SET TASK: Report each line of the data that has "name" somewhere in it.

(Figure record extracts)
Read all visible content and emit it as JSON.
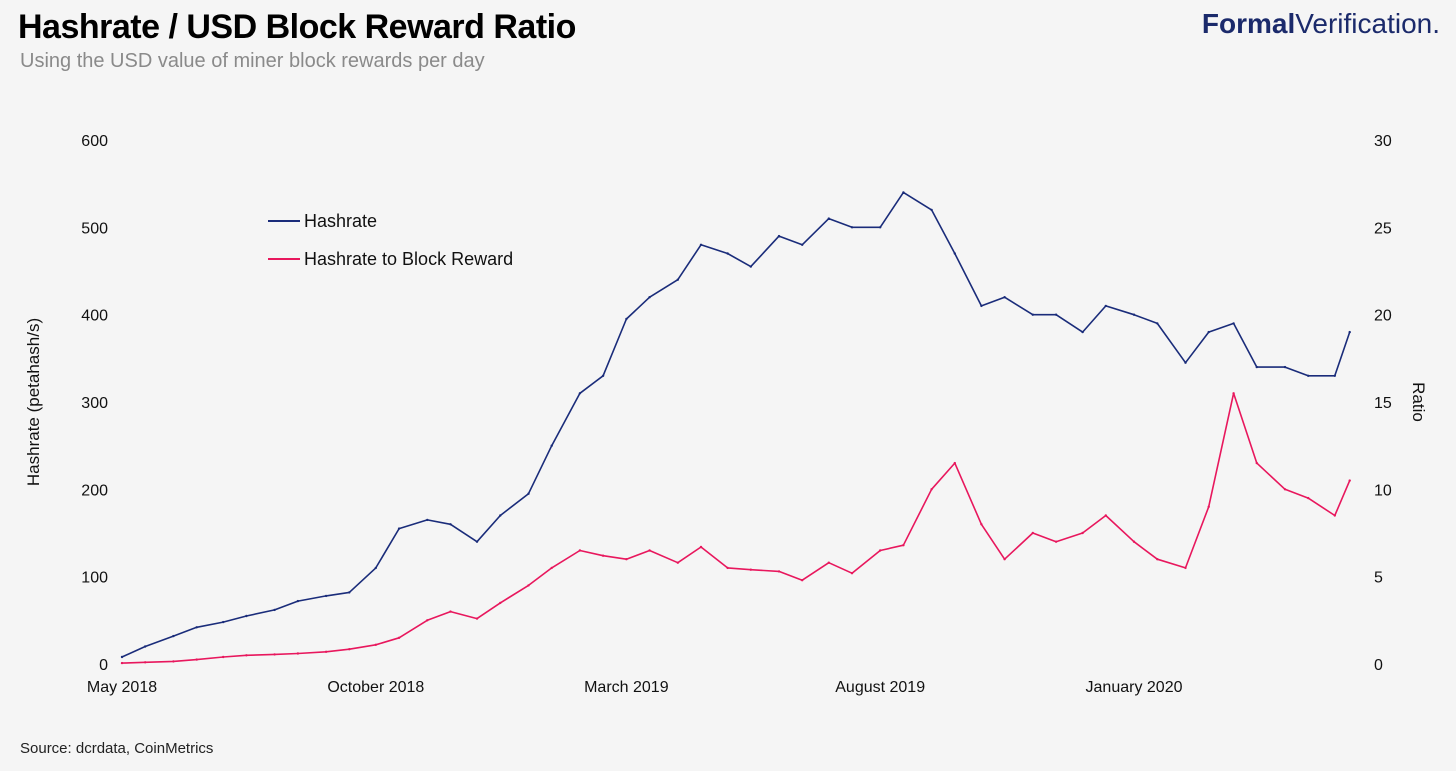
{
  "header": {
    "title": "Hashrate / USD Block Reward Ratio",
    "subtitle": "Using the USD value of miner block rewards per day",
    "brand_bold": "Formal",
    "brand_light": "Verification."
  },
  "footer": {
    "source": "Source: dcrdata, CoinMetrics"
  },
  "colors": {
    "hashrate": "#1a2c7a",
    "ratio": "#e8175d",
    "brand": "#1b2a6b"
  },
  "chart_data": {
    "type": "line",
    "title": "Hashrate / USD Block Reward Ratio",
    "subtitle": "Using the USD value of miner block rewards per day",
    "xlabel": "",
    "ylabel_left": "Hashrate (petahash/s)",
    "ylabel_right": "Ratio",
    "x_tick_labels": [
      "May 2018",
      "October 2018",
      "March 2019",
      "August 2019",
      "January 2020"
    ],
    "x_ticks": [
      "2018-05-01",
      "2018-10-01",
      "2019-03-01",
      "2019-08-01",
      "2020-01-01"
    ],
    "xlim": [
      "2018-05-01",
      "2020-05-15"
    ],
    "ylim_left": [
      0,
      600
    ],
    "ylim_right": [
      0,
      30
    ],
    "y_ticks_left": [
      0,
      100,
      200,
      300,
      400,
      500,
      600
    ],
    "y_ticks_right": [
      0,
      5,
      10,
      15,
      20,
      25,
      30
    ],
    "legend_position": "upper-left",
    "grid": false,
    "series": [
      {
        "name": "Hashrate",
        "axis": "left",
        "x": [
          "2018-05-01",
          "2018-05-15",
          "2018-06-01",
          "2018-06-15",
          "2018-07-01",
          "2018-07-15",
          "2018-08-01",
          "2018-08-15",
          "2018-09-01",
          "2018-09-15",
          "2018-10-01",
          "2018-10-15",
          "2018-11-01",
          "2018-11-15",
          "2018-12-01",
          "2018-12-15",
          "2019-01-01",
          "2019-01-15",
          "2019-02-01",
          "2019-02-15",
          "2019-03-01",
          "2019-03-15",
          "2019-04-01",
          "2019-04-15",
          "2019-05-01",
          "2019-05-15",
          "2019-06-01",
          "2019-06-15",
          "2019-07-01",
          "2019-07-15",
          "2019-08-01",
          "2019-08-15",
          "2019-09-01",
          "2019-09-15",
          "2019-10-01",
          "2019-10-15",
          "2019-11-01",
          "2019-11-15",
          "2019-12-01",
          "2019-12-15",
          "2020-01-01",
          "2020-01-15",
          "2020-02-01",
          "2020-02-15",
          "2020-03-01",
          "2020-03-15",
          "2020-04-01",
          "2020-04-15",
          "2020-05-01",
          "2020-05-10"
        ],
        "values": [
          8,
          20,
          32,
          42,
          48,
          55,
          62,
          72,
          78,
          82,
          110,
          155,
          165,
          160,
          140,
          170,
          195,
          250,
          310,
          330,
          395,
          420,
          440,
          480,
          470,
          455,
          490,
          480,
          510,
          500,
          500,
          540,
          520,
          470,
          410,
          420,
          400,
          400,
          380,
          410,
          400,
          390,
          345,
          380,
          390,
          340,
          340,
          330,
          330,
          380
        ]
      },
      {
        "name": "Hashrate to Block Reward",
        "axis": "right",
        "x": [
          "2018-05-01",
          "2018-05-15",
          "2018-06-01",
          "2018-06-15",
          "2018-07-01",
          "2018-07-15",
          "2018-08-01",
          "2018-08-15",
          "2018-09-01",
          "2018-09-15",
          "2018-10-01",
          "2018-10-15",
          "2018-11-01",
          "2018-11-15",
          "2018-12-01",
          "2018-12-15",
          "2019-01-01",
          "2019-01-15",
          "2019-02-01",
          "2019-02-15",
          "2019-03-01",
          "2019-03-15",
          "2019-04-01",
          "2019-04-15",
          "2019-05-01",
          "2019-05-15",
          "2019-06-01",
          "2019-06-15",
          "2019-07-01",
          "2019-07-15",
          "2019-08-01",
          "2019-08-15",
          "2019-09-01",
          "2019-09-15",
          "2019-10-01",
          "2019-10-15",
          "2019-11-01",
          "2019-11-15",
          "2019-12-01",
          "2019-12-15",
          "2020-01-01",
          "2020-01-15",
          "2020-02-01",
          "2020-02-15",
          "2020-03-01",
          "2020-03-15",
          "2020-04-01",
          "2020-04-15",
          "2020-05-01",
          "2020-05-10"
        ],
        "values": [
          0.05,
          0.1,
          0.15,
          0.25,
          0.4,
          0.5,
          0.55,
          0.6,
          0.7,
          0.85,
          1.1,
          1.5,
          2.5,
          3.0,
          2.6,
          3.5,
          4.5,
          5.5,
          6.5,
          6.2,
          6.0,
          6.5,
          5.8,
          6.7,
          5.5,
          5.4,
          5.3,
          4.8,
          5.8,
          5.2,
          6.5,
          6.8,
          10.0,
          11.5,
          8.0,
          6.0,
          7.5,
          7.0,
          7.5,
          8.5,
          7.0,
          6.0,
          5.5,
          9.0,
          15.5,
          11.5,
          10.0,
          9.5,
          8.5,
          10.5
        ]
      }
    ]
  }
}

IN RESPONSE:
        "name": "Hashrate",
        "name": "Hashrate to Block Reward",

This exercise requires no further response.